WORK REQUIRED: Each of the entries should be retyped precisely as it appears.

==========

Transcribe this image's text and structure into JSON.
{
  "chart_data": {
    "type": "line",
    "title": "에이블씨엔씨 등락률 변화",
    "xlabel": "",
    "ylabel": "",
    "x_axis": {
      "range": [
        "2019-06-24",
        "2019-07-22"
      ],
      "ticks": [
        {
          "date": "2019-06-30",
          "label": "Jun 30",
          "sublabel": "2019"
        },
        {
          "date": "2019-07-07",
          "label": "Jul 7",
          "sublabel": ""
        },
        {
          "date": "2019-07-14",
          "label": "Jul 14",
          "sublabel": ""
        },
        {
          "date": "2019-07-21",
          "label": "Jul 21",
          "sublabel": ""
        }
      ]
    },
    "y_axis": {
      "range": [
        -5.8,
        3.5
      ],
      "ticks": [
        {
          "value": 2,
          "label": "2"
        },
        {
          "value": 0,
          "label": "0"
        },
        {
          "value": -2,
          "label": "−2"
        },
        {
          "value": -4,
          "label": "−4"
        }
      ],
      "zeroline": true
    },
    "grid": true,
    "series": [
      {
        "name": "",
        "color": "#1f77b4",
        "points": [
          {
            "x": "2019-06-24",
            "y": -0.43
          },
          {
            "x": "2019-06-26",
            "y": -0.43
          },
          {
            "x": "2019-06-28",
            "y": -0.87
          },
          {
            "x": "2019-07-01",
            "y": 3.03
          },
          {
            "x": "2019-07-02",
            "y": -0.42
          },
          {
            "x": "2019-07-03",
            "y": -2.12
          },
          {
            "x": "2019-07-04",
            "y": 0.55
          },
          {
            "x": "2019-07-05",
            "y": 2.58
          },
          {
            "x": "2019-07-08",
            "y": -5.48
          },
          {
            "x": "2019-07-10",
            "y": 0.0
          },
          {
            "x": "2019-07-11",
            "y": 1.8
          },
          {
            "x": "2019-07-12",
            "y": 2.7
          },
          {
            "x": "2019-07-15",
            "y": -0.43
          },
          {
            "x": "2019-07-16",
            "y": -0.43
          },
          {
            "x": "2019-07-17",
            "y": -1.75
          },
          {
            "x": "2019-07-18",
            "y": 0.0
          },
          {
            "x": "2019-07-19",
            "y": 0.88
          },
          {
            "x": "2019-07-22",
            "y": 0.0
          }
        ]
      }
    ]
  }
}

==========

RIGHT ANSWER:
Transcribe this image's text and structure into JSON.
{
  "chart_data": {
    "type": "line",
    "title": "에이블씨엔씨 등락률 변화",
    "xlabel": "",
    "ylabel": "",
    "x_axis": {
      "range": [
        "2019-06-24",
        "2019-07-22"
      ],
      "ticks": [
        {
          "date": "2019-06-30",
          "label": "Jun 30",
          "sublabel": "2019"
        },
        {
          "date": "2019-07-07",
          "label": "Jul 7",
          "sublabel": ""
        },
        {
          "date": "2019-07-14",
          "label": "Jul 14",
          "sublabel": ""
        },
        {
          "date": "2019-07-21",
          "label": "Jul 21",
          "sublabel": ""
        }
      ]
    },
    "y_axis": {
      "range": [
        -5.8,
        3.5
      ],
      "ticks": [
        {
          "value": 2,
          "label": "2"
        },
        {
          "value": 0,
          "label": "0"
        },
        {
          "value": -2,
          "label": "−2"
        },
        {
          "value": -4,
          "label": "−4"
        }
      ],
      "zeroline": true
    },
    "grid": true,
    "series": [
      {
        "name": "",
        "color": "#1f77b4",
        "points": [
          {
            "x": "2019-06-24",
            "y": -0.43
          },
          {
            "x": "2019-06-26",
            "y": -0.43
          },
          {
            "x": "2019-06-28",
            "y": -0.87
          },
          {
            "x": "2019-07-01",
            "y": 3.03
          },
          {
            "x": "2019-07-02",
            "y": -0.42
          },
          {
            "x": "2019-07-03",
            "y": -2.12
          },
          {
            "x": "2019-07-04",
            "y": 0.55
          },
          {
            "x": "2019-07-05",
            "y": 2.58
          },
          {
            "x": "2019-07-08",
            "y": -5.48
          },
          {
            "x": "2019-07-10",
            "y": 0.0
          },
          {
            "x": "2019-07-11",
            "y": 1.8
          },
          {
            "x": "2019-07-12",
            "y": 2.7
          },
          {
            "x": "2019-07-15",
            "y": -0.43
          },
          {
            "x": "2019-07-16",
            "y": -0.43
          },
          {
            "x": "2019-07-17",
            "y": -1.75
          },
          {
            "x": "2019-07-18",
            "y": 0.0
          },
          {
            "x": "2019-07-19",
            "y": 0.88
          },
          {
            "x": "2019-07-22",
            "y": 0.0
          }
        ]
      }
    ]
  }
}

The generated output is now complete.